» **Task directions**
Restate the whole of the material. Keep every word, and drop the pictures.
-- BEGIN Input for this task --
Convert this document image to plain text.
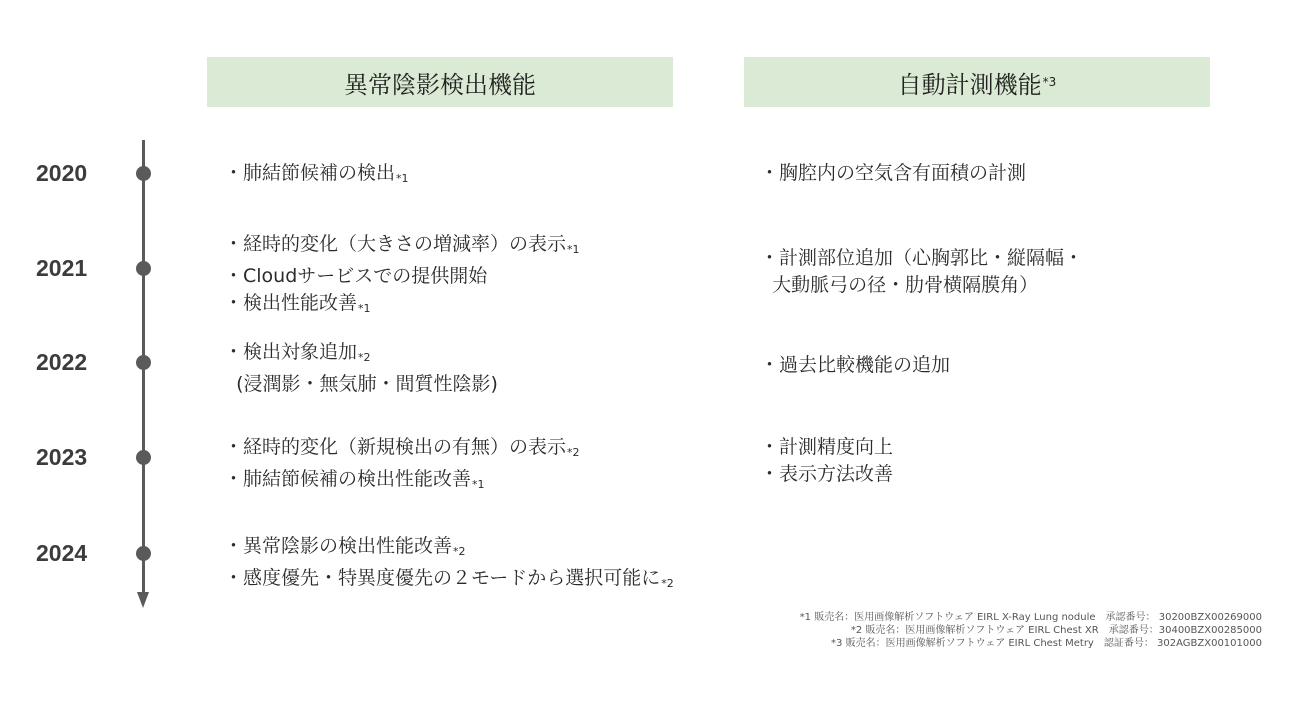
異常陰影検出機能	自動計測機能 *3
2020
2021
2022
2023
2024
・肺結節候補の検出$_{*1}$
・経時的変化（大きさの増減率）の表示$_{*1}$
・Cloudサービスでの提供開始
・検出性能改善$_{*1}$
・検出対象追加$_{*2}$
(浸潤影・無気肺・間質性陰影)
・経時的変化（新規検出の有無）の表示$_{*2}$
・肺結節候補の検出性能改善$_{*1}$
・異常陰影の検出性能改善$_{*2}$
・感度優先・特異度優先の２モードから選択可能に$_{*2}$
・胸腔内の空気含有面積の計測
・計測部位追加（心胸郭比・縦隔幅・
大動脈弓の径・肋骨横隔膜角）
・過去比較機能の追加
・計測精度向上
・表示方法改善
*1 販売名：医用画像解析ソフトウェア EIRL X-Ray Lung nodule　承認番号： 30200BZX00269000
*2 販売名：医用画像解析ソフトウェア EIRL Chest XR　承認番号：30400BZX00285000
*3 販売名：医用画像解析ソフトウェア EIRL Chest Metry　認証番号： 302AGBZX00101000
-- END Input for this task --
» **Solution for this problem**
Convert this document image to plain text.
異常陰影検出機能	自動計測機能 *3
2020
2021
2022
2023
2024
・肺結節候補の検出$_{*1}$
・経時的変化（大きさの増減率）の表示$_{*1}$
・Cloudサービスでの提供開始
・検出性能改善$_{*1}$
・検出対象追加$_{*2}$
(浸潤影・無気肺・間質性陰影)
・経時的変化（新規検出の有無）の表示$_{*2}$
・肺結節候補の検出性能改善$_{*1}$
・異常陰影の検出性能改善$_{*2}$
・感度優先・特異度優先の２モードから選択可能に$_{*2}$
・胸腔内の空気含有面積の計測
・計測部位追加（心胸郭比・縦隔幅・
大動脈弓の径・肋骨横隔膜角）
・過去比較機能の追加
・計測精度向上
・表示方法改善
*1 販売名：医用画像解析ソフトウェア EIRL X-Ray Lung nodule　承認番号： 30200BZX00269000
*2 販売名：医用画像解析ソフトウェア EIRL Chest XR　承認番号：30400BZX00285000
*3 販売名：医用画像解析ソフトウェア EIRL Chest Metry　認証番号： 302AGBZX00101000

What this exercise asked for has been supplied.